> WHAT THIS TASK INVOLVES: Pictures stay out of the copy; restate everything else in the material exactly.

↓↓↓

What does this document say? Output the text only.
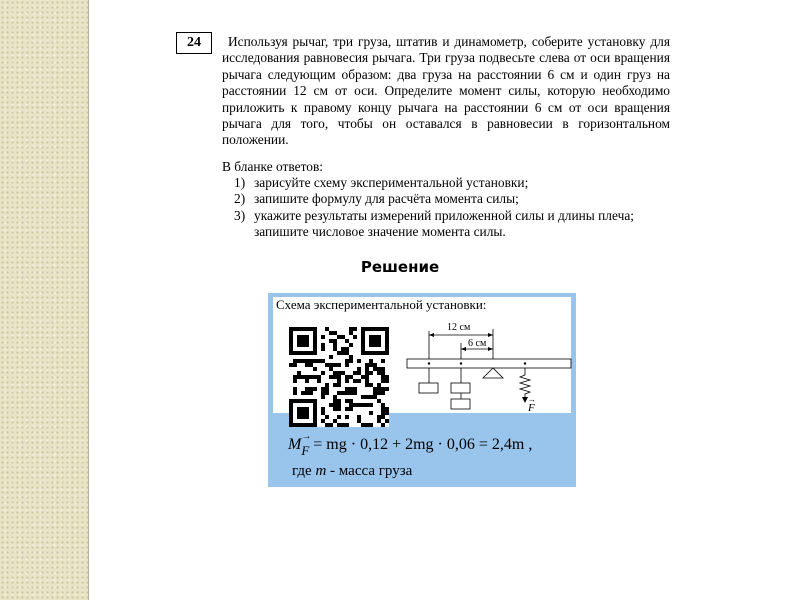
24	Используя рычаг, три груза, штатив и динамометр, соберите установку для исследования равновесия рычага. Три груза подвесьте слева от оси вращения рычага следующим образом: два груза на расстоянии 6 см и один груз на расстоянии 12 см от оси. Определите момент силы, которую необходимо приложить к правому концу рычага на расстоянии 6 см от оси вращения рычага для того, чтобы он оставался в равновесии в горизонтальном положении.
В бланке ответов:
1) зарисуйте схему экспериментальной установки;
2) запишите формулу для расчёта момента силы;
3) укажите результаты измерений приложенной силы и длины плеча; запишите числовое значение момента силы.
Решение
Схема экспериментальной установки:
12 см
6 см
F
→
M $_{\to F}$ = mg · 0,12 + 2mg · 0,06 = 2,4m ,
где m - масса груза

↑↑↑

> EXPECTED ANSWER:
What does this document say? Output the text only.
24	Используя рычаг, три груза, штатив и динамометр, соберите установку для исследования равновесия рычага. Три груза подвесьте слева от оси вращения рычага следующим образом: два груза на расстоянии 6 см и один груз на расстоянии 12 см от оси. Определите момент силы, которую необходимо приложить к правому концу рычага на расстоянии 6 см от оси вращения рычага для того, чтобы он оставался в равновесии в горизонтальном положении.
В бланке ответов:
1) зарисуйте схему экспериментальной установки;
2) запишите формулу для расчёта момента силы;
3) укажите результаты измерений приложенной силы и длины плеча; запишите числовое значение момента силы.
Решение
Схема экспериментальной установки:
12 см
6 см
F
→
M $_{\to F}$ = mg · 0,12 + 2mg · 0,06 = 2,4m ,
где m - масса груза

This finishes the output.